Items listed in a dataset:
•••

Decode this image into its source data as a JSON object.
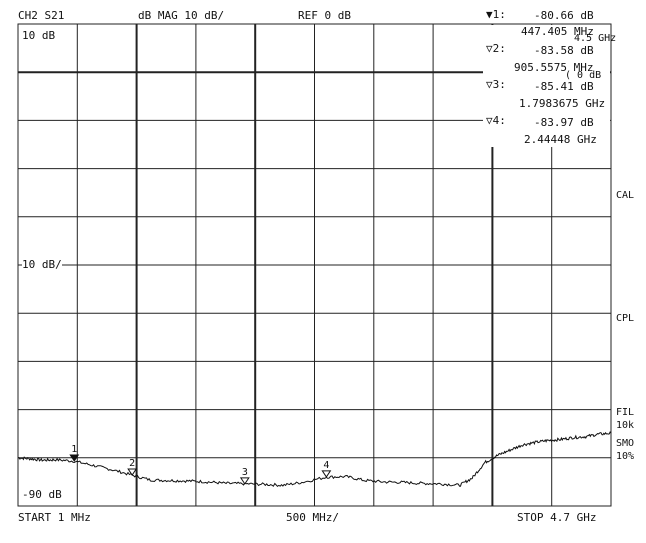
{
  "header": {
    "channel": "CH2 S21",
    "format": "dB  MAG 10 dB/",
    "reference": "REF 0 dB"
  },
  "markers": [
    {
      "symbol": "▼",
      "label": "1:",
      "value": "-80.66 dB",
      "freq": "447.405 MHz"
    },
    {
      "symbol": "▽",
      "label": "2:",
      "value": "-83.58 dB",
      "freq": "905.5575 MHz"
    },
    {
      "symbol": "▽",
      "label": "3:",
      "value": "-85.41 dB",
      "freq": "1.7983675 GHz"
    },
    {
      "symbol": "▽",
      "label": "4:",
      "value": "-83.97 dB",
      "freq": "2.44448 GHz"
    }
  ],
  "overlay": {
    "stop_overlap": "4.5 GHz",
    "ref_overlap": "( 0 dB"
  },
  "axis_labels": {
    "top": "10 dB",
    "scale": "10 dB/",
    "bottom": "-90 dB"
  },
  "footer": {
    "start": "START  1 MHz",
    "span": "500 MHz/",
    "stop": "STOP 4.7 GHz"
  },
  "side": {
    "cal": "CAL",
    "cpl": "CPL",
    "fil": "FIL",
    "fil_val": "10k",
    "smo": "SMO",
    "smo_val": "10%"
  },
  "chart_data": {
    "type": "line",
    "xlabel": "",
    "ylabel": "",
    "x_unit": "GHz",
    "y_unit": "dB",
    "xlim": [
      0.001,
      4.7
    ],
    "ylim": [
      -90,
      10
    ],
    "grid": true,
    "series": [
      {
        "x": [
          0.001,
          0.1,
          0.2,
          0.3,
          0.447,
          0.6,
          0.75,
          0.9056,
          1.05,
          1.2,
          1.35,
          1.5,
          1.65,
          1.7984,
          1.95,
          2.1,
          2.25,
          2.4445,
          2.6,
          2.75,
          2.9,
          3.05,
          3.2,
          3.35,
          3.5,
          3.6,
          3.7,
          3.8,
          3.9,
          4.0,
          4.1,
          4.2,
          4.3,
          4.4,
          4.5,
          4.6,
          4.7
        ],
        "values": [
          -80.0,
          -80.2,
          -80.5,
          -80.4,
          -80.7,
          -81.6,
          -82.5,
          -83.6,
          -84.6,
          -84.7,
          -84.8,
          -85.0,
          -85.3,
          -85.4,
          -85.5,
          -85.7,
          -85.1,
          -84.0,
          -83.9,
          -84.7,
          -85.0,
          -85.1,
          -85.3,
          -85.4,
          -85.7,
          -84.2,
          -81.0,
          -79.5,
          -78.4,
          -77.3,
          -76.8,
          -76.4,
          -76.2,
          -75.8,
          -75.6,
          -75.1,
          -74.9
        ]
      }
    ],
    "marker_points": [
      {
        "label": "1",
        "x": 0.447,
        "y": -80.66
      },
      {
        "label": "2",
        "x": 0.9056,
        "y": -83.58
      },
      {
        "label": "3",
        "x": 1.7984,
        "y": -85.41
      },
      {
        "label": "4",
        "x": 2.4445,
        "y": -83.97
      }
    ]
  }
}
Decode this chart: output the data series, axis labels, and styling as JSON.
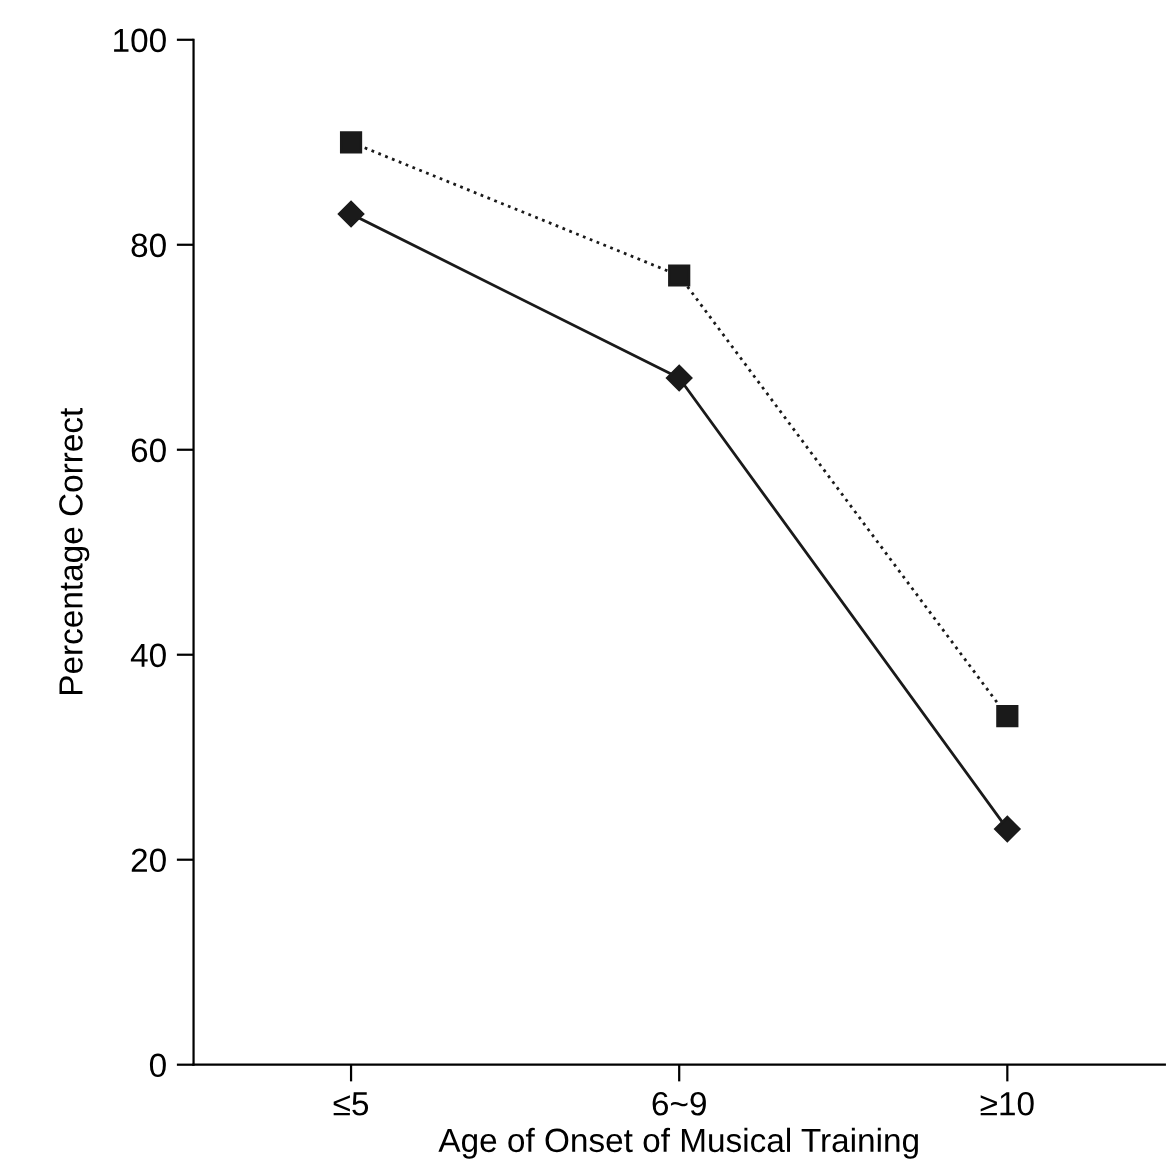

•••

Quote the data above in full, leaving out the pictures it holds.

Exercise result
Decode this image into its source data as a JSON object.
{
  "header": {
    "channel": "CH2 S21",
    "format": "dB  MAG 10 dB/",
    "reference": "REF 0 dB"
  },
  "markers": [
    {
      "symbol": "▼",
      "label": "1:",
      "value": "-80.66 dB",
      "freq": "447.405 MHz"
    },
    {
      "symbol": "▽",
      "label": "2:",
      "value": "-83.58 dB",
      "freq": "905.5575 MHz"
    },
    {
      "symbol": "▽",
      "label": "3:",
      "value": "-85.41 dB",
      "freq": "1.7983675 GHz"
    },
    {
      "symbol": "▽",
      "label": "4:",
      "value": "-83.97 dB",
      "freq": "2.44448 GHz"
    }
  ],
  "overlay": {
    "stop_overlap": "4.5 GHz",
    "ref_overlap": "( 0 dB"
  },
  "axis_labels": {
    "top": "10 dB",
    "scale": "10 dB/",
    "bottom": "-90 dB"
  },
  "footer": {
    "start": "START  1 MHz",
    "span": "500 MHz/",
    "stop": "STOP 4.7 GHz"
  },
  "side": {
    "cal": "CAL",
    "cpl": "CPL",
    "fil": "FIL",
    "fil_val": "10k",
    "smo": "SMO",
    "smo_val": "10%"
  },
  "chart_data": {
    "type": "line",
    "xlabel": "",
    "ylabel": "",
    "x_unit": "GHz",
    "y_unit": "dB",
    "xlim": [
      0.001,
      4.7
    ],
    "ylim": [
      -90,
      10
    ],
    "grid": true,
    "series": [
      {
        "x": [
          0.001,
          0.1,
          0.2,
          0.3,
          0.447,
          0.6,
          0.75,
          0.9056,
          1.05,
          1.2,
          1.35,
          1.5,
          1.65,
          1.7984,
          1.95,
          2.1,
          2.25,
          2.4445,
          2.6,
          2.75,
          2.9,
          3.05,
          3.2,
          3.35,
          3.5,
          3.6,
          3.7,
          3.8,
          3.9,
          4.0,
          4.1,
          4.2,
          4.3,
          4.4,
          4.5,
          4.6,
          4.7
        ],
        "values": [
          -80.0,
          -80.2,
          -80.5,
          -80.4,
          -80.7,
          -81.6,
          -82.5,
          -83.6,
          -84.6,
          -84.7,
          -84.8,
          -85.0,
          -85.3,
          -85.4,
          -85.5,
          -85.7,
          -85.1,
          -84.0,
          -83.9,
          -84.7,
          -85.0,
          -85.1,
          -85.3,
          -85.4,
          -85.7,
          -84.2,
          -81.0,
          -79.5,
          -78.4,
          -77.3,
          -76.8,
          -76.4,
          -76.2,
          -75.8,
          -75.6,
          -75.1,
          -74.9
        ]
      }
    ],
    "marker_points": [
      {
        "label": "1",
        "x": 0.447,
        "y": -80.66
      },
      {
        "label": "2",
        "x": 0.9056,
        "y": -83.58
      },
      {
        "label": "3",
        "x": 1.7984,
        "y": -85.41
      },
      {
        "label": "4",
        "x": 2.4445,
        "y": -83.97
      }
    ]
  }
}
Decode this chart: output the data series, axis labels, and styling as JSON.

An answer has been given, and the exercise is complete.